## BEGIN

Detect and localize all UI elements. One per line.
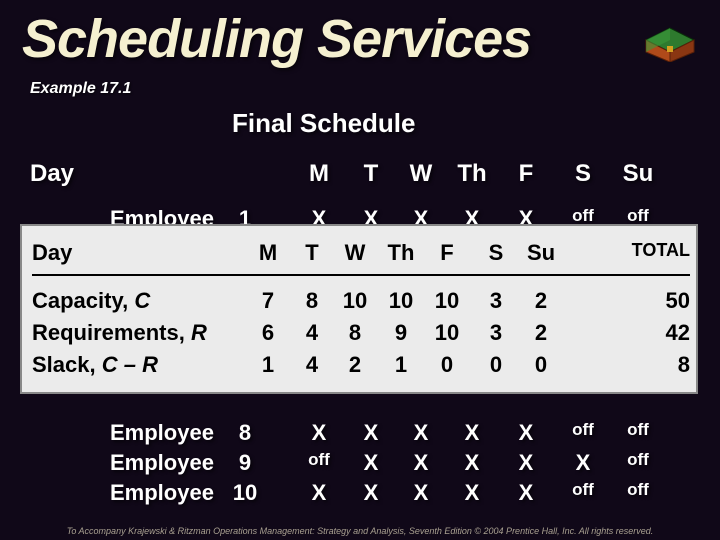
- schedule-header-col: W: [400, 160, 442, 188]
- schedule-header-col: M: [298, 160, 340, 188]
- summary-cell: 4: [294, 352, 330, 378]
- cell: X: [448, 420, 496, 446]
- employee-number: 8: [220, 420, 270, 446]
- summary-label-prefix: Capacity,: [32, 288, 134, 313]
- summary-header-col: M: [250, 240, 286, 266]
- summary-header-total: TOTAL: [582, 240, 690, 261]
- schedule-header-day: Day: [30, 160, 210, 188]
- schedule-header-col: Th: [448, 160, 496, 188]
- summary-cell: 0: [478, 352, 514, 378]
- cell: off: [298, 450, 340, 470]
- summary-box: Day M T W Th F S Su TOTAL Capacity, C 7 …: [20, 224, 698, 394]
- summary-total: 50: [582, 288, 690, 314]
- cell: off: [614, 450, 662, 470]
- summary-header-col: S: [478, 240, 514, 266]
- summary-header-col: Th: [380, 240, 422, 266]
- cell: X: [350, 420, 392, 446]
- summary-cell: 3: [478, 320, 514, 346]
- summary-header-day: Day: [32, 240, 232, 266]
- schedule-header-col: Su: [614, 160, 662, 188]
- summary-rule: [32, 274, 690, 276]
- page-title: Scheduling Services: [0, 0, 720, 70]
- cell: X: [400, 420, 442, 446]
- cell: X: [350, 480, 392, 506]
- cell: X: [505, 450, 547, 476]
- summary-label-prefix: Slack,: [32, 352, 102, 377]
- summary-cell: 2: [520, 288, 562, 314]
- cell: off: [614, 206, 662, 226]
- summary-cell: 8: [334, 320, 376, 346]
- summary-cell: 10: [380, 288, 422, 314]
- summary-cell: 10: [334, 288, 376, 314]
- cell: X: [400, 450, 442, 476]
- example-label: Example 17.1: [0, 70, 720, 98]
- cell: off: [614, 420, 662, 440]
- cell: X: [448, 480, 496, 506]
- schedule-header-col: F: [505, 160, 547, 188]
- cell: off: [614, 480, 662, 500]
- cell: X: [298, 420, 340, 446]
- summary-row-label: Slack, C – R: [32, 352, 232, 378]
- summary-cell: 0: [520, 352, 562, 378]
- summary-row-label: Requirements, R: [32, 320, 232, 346]
- summary-cell: 9: [380, 320, 422, 346]
- cell: X: [400, 480, 442, 506]
- cell: off: [562, 420, 604, 440]
- employee-number: 10: [220, 480, 270, 506]
- summary-total: 42: [582, 320, 690, 346]
- summary-label-prefix: Requirements,: [32, 320, 191, 345]
- summary-row-label: Capacity, C: [32, 288, 232, 314]
- summary-label-var: C: [134, 288, 150, 313]
- footer-text: To Accompany Krajewski & Ritzman Operati…: [0, 526, 720, 536]
- schedule-header-col: T: [350, 160, 392, 188]
- summary-label-var: R: [191, 320, 207, 345]
- summary-total: 8: [582, 352, 690, 378]
- summary-cell: 7: [250, 288, 286, 314]
- summary-cell: 4: [294, 320, 330, 346]
- summary-cell: 2: [334, 352, 376, 378]
- cell: X: [505, 480, 547, 506]
- cell: X: [562, 450, 604, 476]
- summary-cell: 0: [426, 352, 468, 378]
- cell: X: [505, 420, 547, 446]
- summary-cell: 10: [426, 288, 468, 314]
- summary-header-col: F: [426, 240, 468, 266]
- cell: X: [448, 450, 496, 476]
- cell: X: [350, 450, 392, 476]
- cell: off: [562, 206, 604, 226]
- summary-header-col: W: [334, 240, 376, 266]
- schedule-header-col: S: [562, 160, 604, 188]
- chest-icon: [642, 18, 698, 62]
- summary-cell: 2: [520, 320, 562, 346]
- summary-cell: 6: [250, 320, 286, 346]
- summary-cell: 1: [380, 352, 422, 378]
- summary-cell: 10: [426, 320, 468, 346]
- summary-label-var: C – R: [102, 352, 158, 377]
- summary-cell: 3: [478, 288, 514, 314]
- summary-cell: 1: [250, 352, 286, 378]
- summary-header-col: T: [294, 240, 330, 266]
- employee-number: 9: [220, 450, 270, 476]
- summary-header-col: Su: [520, 240, 562, 266]
- cell: X: [298, 480, 340, 506]
- cell: off: [562, 480, 604, 500]
- summary-cell: 8: [294, 288, 330, 314]
- subtitle: Final Schedule: [232, 108, 416, 139]
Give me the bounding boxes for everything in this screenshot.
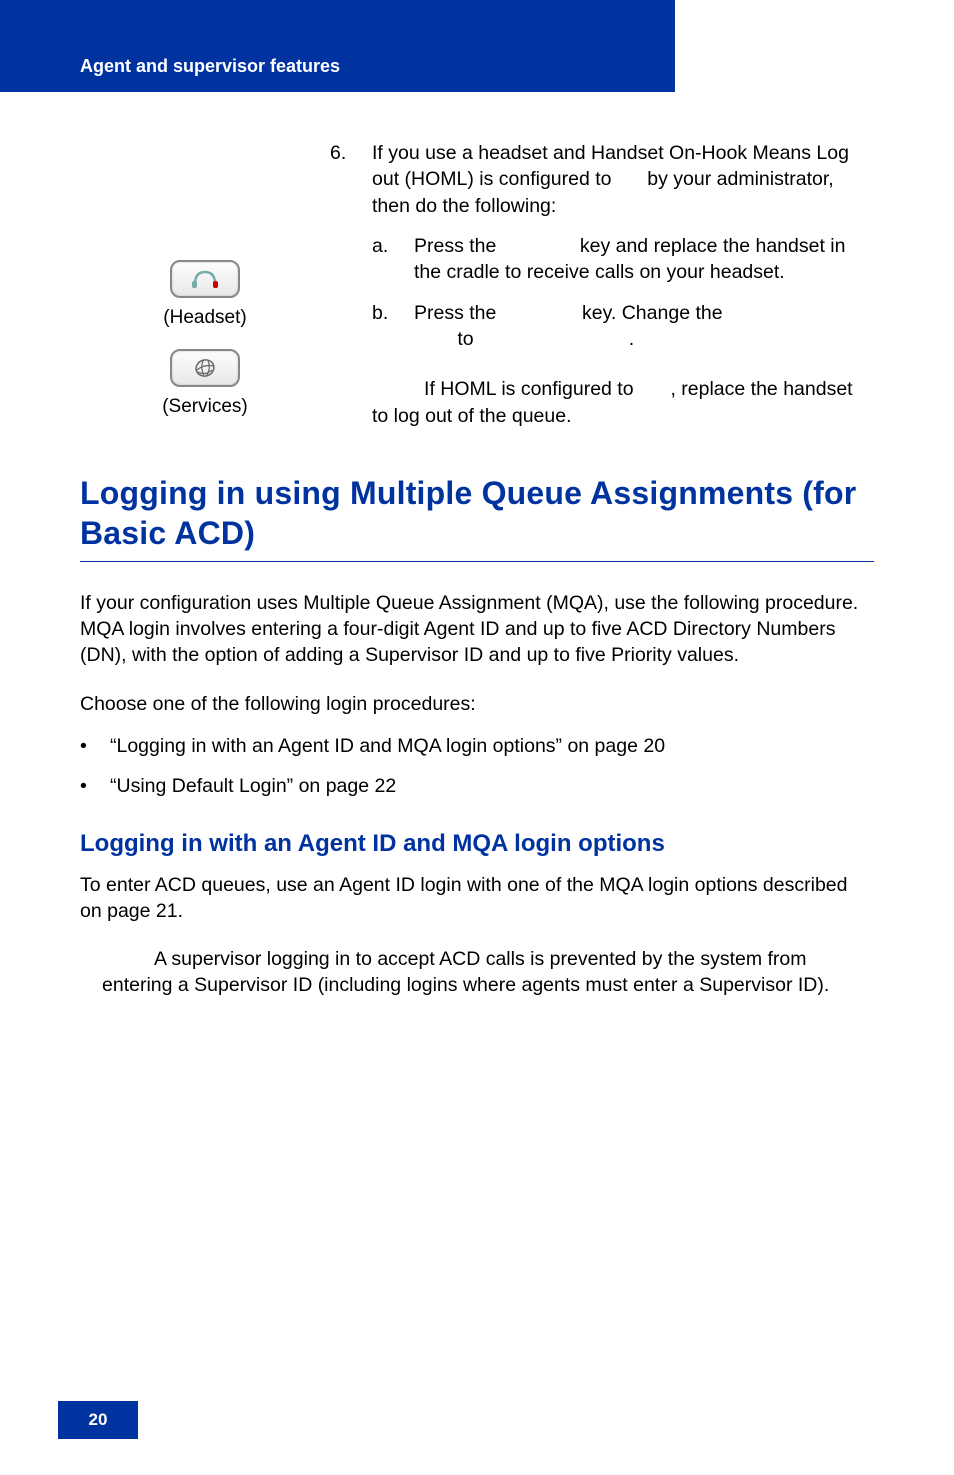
sub-b-body: Press the Services key. Change the On-ho… — [414, 300, 874, 353]
mqa-intro: If your configuration uses Multiple Queu… — [80, 590, 874, 669]
page-number: 20 — [58, 1401, 138, 1439]
step-6-body: If you use a headset and Handset On-Hook… — [372, 140, 874, 219]
sub-b-k1: Services — [502, 302, 577, 324]
sub-step-a: a. Press the Headset key and replace the… — [372, 233, 874, 286]
sub-a-p1: Press the — [414, 235, 502, 257]
supervisor-note: Note: A supervisor logging in to accept … — [102, 946, 874, 999]
sub-a-key: Headset — [502, 235, 575, 257]
heading-login-options: Logging in with an Agent ID and MQA logi… — [80, 830, 874, 858]
step-6-note: Note: If HOML is configured to Yes, repl… — [372, 376, 874, 429]
services-key-graphic: (Services) — [80, 349, 330, 418]
headset-key-graphic: (Headset) — [80, 260, 330, 329]
sub-b-letter: b. — [372, 300, 414, 353]
step-number: 6. — [330, 140, 372, 219]
login-options-para: To enter ACD queues, use an Agent ID log… — [80, 872, 874, 925]
page-content: (Headset) (Services) — [80, 140, 874, 999]
toc-item-2[interactable]: “Using Default Login” on page 22 — [80, 771, 874, 801]
services-key-button — [170, 349, 240, 387]
headset-label: (Headset) — [80, 307, 330, 329]
header-bar: Agent and supervisor features — [0, 0, 675, 92]
step-6: 6. If you use a headset and Handset On-H… — [330, 140, 874, 219]
icon-column: (Headset) (Services) — [80, 140, 330, 429]
globe-icon — [190, 358, 220, 378]
headset-icon — [191, 268, 219, 290]
sub-b-p2: key. Change the — [577, 302, 728, 324]
choose-procedures: Choose one of the following login proced… — [80, 691, 874, 717]
toc-item-1[interactable]: “Logging in with an Agent ID and MQA log… — [80, 731, 874, 761]
step-6-no: No — [617, 168, 642, 190]
sub-a-letter: a. — [372, 233, 414, 286]
services-label: (Services) — [80, 396, 330, 418]
procedure-list: “Logging in with an Agent ID and MQA log… — [80, 731, 874, 801]
note-lead: Note: — [372, 378, 424, 400]
sub-a-body: Press the Headset key and replace the ha… — [414, 233, 874, 286]
headset-key-button — [170, 260, 240, 298]
note-p1: If HOML is configured to — [424, 378, 639, 400]
note-yes: Yes — [639, 378, 671, 400]
note2-lead: Note: — [102, 948, 154, 970]
step-6-text: 6. If you use a headset and Handset On-H… — [330, 140, 874, 429]
sub-b-p4: . — [629, 328, 634, 350]
sub-step-b: b. Press the Services key. Change the On… — [372, 300, 874, 353]
heading-mqa: Logging in using Multiple Queue Assignme… — [80, 473, 874, 562]
section-title: Agent and supervisor features — [80, 56, 340, 77]
sub-b-p1: Press the — [414, 302, 502, 324]
sub-b-p3: to — [452, 328, 479, 350]
step-6-row: (Headset) (Services) — [80, 140, 874, 429]
sub-b-k3: Headset Enabled — [479, 328, 629, 350]
note2-body: A supervisor logging in to accept ACD ca… — [102, 948, 829, 996]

## END

Pull out every line of the material above and write each one again word for word, leaving out the pictures.

Detect and localize all UI elements. One per line.
- schedule-header-col: W: [400, 160, 442, 188]
- schedule-header-col: M: [298, 160, 340, 188]
- summary-cell: 4: [294, 352, 330, 378]
- cell: X: [448, 420, 496, 446]
- employee-number: 8: [220, 420, 270, 446]
- summary-label-prefix: Capacity,: [32, 288, 134, 313]
- summary-header-col: M: [250, 240, 286, 266]
- summary-header-total: TOTAL: [582, 240, 690, 261]
- schedule-header-day: Day: [30, 160, 210, 188]
- schedule-header-col: Th: [448, 160, 496, 188]
- summary-cell: 0: [478, 352, 514, 378]
- cell: off: [298, 450, 340, 470]
- summary-box: Day M T W Th F S Su TOTAL Capacity, C 7 …: [20, 224, 698, 394]
- summary-total: 50: [582, 288, 690, 314]
- cell: off: [614, 450, 662, 470]
- summary-header-col: S: [478, 240, 514, 266]
- summary-header-col: Th: [380, 240, 422, 266]
- cell: X: [350, 420, 392, 446]
- summary-cell: 3: [478, 320, 514, 346]
- summary-header-day: Day: [32, 240, 232, 266]
- schedule-header-col: Su: [614, 160, 662, 188]
- summary-rule: [32, 274, 690, 276]
- page-title: Scheduling Services: [0, 0, 720, 70]
- cell: X: [400, 420, 442, 446]
- cell: X: [350, 480, 392, 506]
- cell: X: [505, 450, 547, 476]
- summary-label-prefix: Slack,: [32, 352, 102, 377]
- summary-cell: 2: [520, 288, 562, 314]
- cell: off: [614, 206, 662, 226]
- summary-cell: 8: [334, 320, 376, 346]
- summary-cell: 10: [380, 288, 422, 314]
- summary-cell: 10: [334, 288, 376, 314]
- cell: X: [400, 450, 442, 476]
- example-label: Example 17.1: [0, 70, 720, 98]
- cell: off: [614, 420, 662, 440]
- cell: X: [448, 480, 496, 506]
- schedule-header-col: F: [505, 160, 547, 188]
- cell: off: [614, 480, 662, 500]
- cell: X: [298, 420, 340, 446]
- summary-row-label: Slack, C – R: [32, 352, 232, 378]
- summary-cell: 0: [520, 352, 562, 378]
- summary-row-label: Requirements, R: [32, 320, 232, 346]
- summary-cell: 9: [380, 320, 422, 346]
- cell: X: [400, 480, 442, 506]
- cell: off: [562, 420, 604, 440]
- employee-number: 10: [220, 480, 270, 506]
- summary-total: 42: [582, 320, 690, 346]
- summary-label-prefix: Requirements,: [32, 320, 191, 345]
- summary-row-label: Capacity, C: [32, 288, 232, 314]
- summary-label-var: C: [134, 288, 150, 313]
- footer-text: To Accompany Krajewski & Ritzman Operati…: [0, 526, 720, 536]
- schedule-header-col: T: [350, 160, 392, 188]
- summary-label-var: R: [191, 320, 207, 345]
- summary-total: 8: [582, 352, 690, 378]
- summary-cell: 7: [250, 288, 286, 314]
- summary-cell: 4: [294, 320, 330, 346]
- summary-cell: 2: [334, 352, 376, 378]
- cell: X: [505, 480, 547, 506]
- cell: X: [562, 450, 604, 476]
- summary-cell: 0: [426, 352, 468, 378]
- cell: X: [505, 420, 547, 446]
- summary-cell: 10: [426, 288, 468, 314]
- summary-header-col: F: [426, 240, 468, 266]
- cell: X: [448, 450, 496, 476]
- cell: X: [350, 450, 392, 476]
- cell: off: [562, 206, 604, 226]
- summary-header-col: W: [334, 240, 376, 266]
- schedule-header-col: S: [562, 160, 604, 188]
- chest-icon: [642, 18, 698, 62]
- summary-cell: 2: [520, 320, 562, 346]
- summary-cell: 6: [250, 320, 286, 346]
- summary-cell: 1: [380, 352, 422, 378]
- summary-cell: 10: [426, 320, 468, 346]
- summary-label-var: C – R: [102, 352, 158, 377]
- summary-cell: 3: [478, 288, 514, 314]
- summary-cell: 1: [250, 352, 286, 378]
- summary-header-col: T: [294, 240, 330, 266]
- employee-number: 9: [220, 450, 270, 476]
- summary-header-col: Su: [520, 240, 562, 266]
- cell: X: [298, 480, 340, 506]
- cell: off: [562, 480, 604, 500]
- summary-cell: 8: [294, 288, 330, 314]
- subtitle: Final Schedule: [232, 108, 416, 139]
Give me the bounding boxes for everything in this screenshot.
sub-b-body: Press the Services key. Change the On-ho… — [414, 300, 874, 353]
mqa-intro: If your configuration uses Multiple Queu… — [80, 590, 874, 669]
page-number: 20 — [58, 1401, 138, 1439]
step-6-body: If you use a headset and Handset On-Hook… — [372, 140, 874, 219]
sub-b-k1: Services — [502, 302, 577, 324]
sub-step-a: a. Press the Headset key and replace the… — [372, 233, 874, 286]
sub-a-p1: Press the — [414, 235, 502, 257]
supervisor-note: Note: A supervisor logging in to accept … — [102, 946, 874, 999]
sub-a-key: Headset — [502, 235, 575, 257]
heading-login-options: Logging in with an Agent ID and MQA logi… — [80, 830, 874, 858]
step-6-note: Note: If HOML is configured to Yes, repl… — [372, 376, 874, 429]
services-key-graphic: (Services) — [80, 349, 330, 418]
headset-key-graphic: (Headset) — [80, 260, 330, 329]
sub-b-letter: b. — [372, 300, 414, 353]
step-number: 6. — [330, 140, 372, 219]
login-options-para: To enter ACD queues, use an Agent ID log… — [80, 872, 874, 925]
page-content: (Headset) (Services) — [80, 140, 874, 999]
toc-item-2[interactable]: “Using Default Login” on page 22 — [80, 771, 874, 801]
services-key-button — [170, 349, 240, 387]
headset-label: (Headset) — [80, 307, 330, 329]
header-bar: Agent and supervisor features — [0, 0, 675, 92]
step-6: 6. If you use a headset and Handset On-H… — [330, 140, 874, 219]
icon-column: (Headset) (Services) — [80, 140, 330, 429]
globe-icon — [190, 358, 220, 378]
headset-icon — [191, 268, 219, 290]
sub-b-p2: key. Change the — [577, 302, 728, 324]
choose-procedures: Choose one of the following login proced… — [80, 691, 874, 717]
toc-item-1[interactable]: “Logging in with an Agent ID and MQA log… — [80, 731, 874, 761]
step-6-no: No — [617, 168, 642, 190]
sub-a-letter: a. — [372, 233, 414, 286]
services-label: (Services) — [80, 396, 330, 418]
procedure-list: “Logging in with an Agent ID and MQA log… — [80, 731, 874, 801]
note-lead: Note: — [372, 378, 424, 400]
sub-a-body: Press the Headset key and replace the ha… — [414, 233, 874, 286]
headset-key-button — [170, 260, 240, 298]
note-p1: If HOML is configured to — [424, 378, 639, 400]
note-yes: Yes — [639, 378, 671, 400]
note2-lead: Note: — [102, 948, 154, 970]
step-6-text: 6. If you use a headset and Handset On-H… — [330, 140, 874, 429]
sub-b-p4: . — [629, 328, 634, 350]
sub-step-b: b. Press the Services key. Change the On… — [372, 300, 874, 353]
heading-mqa: Logging in using Multiple Queue Assignme… — [80, 473, 874, 562]
section-title: Agent and supervisor features — [80, 56, 340, 77]
sub-b-p1: Press the — [414, 302, 502, 324]
sub-b-p3: to — [452, 328, 479, 350]
step-6-row: (Headset) (Services) — [80, 140, 874, 429]
sub-b-k3: Headset Enabled — [479, 328, 629, 350]
note2-body: A supervisor logging in to accept ACD ca… — [102, 948, 829, 996]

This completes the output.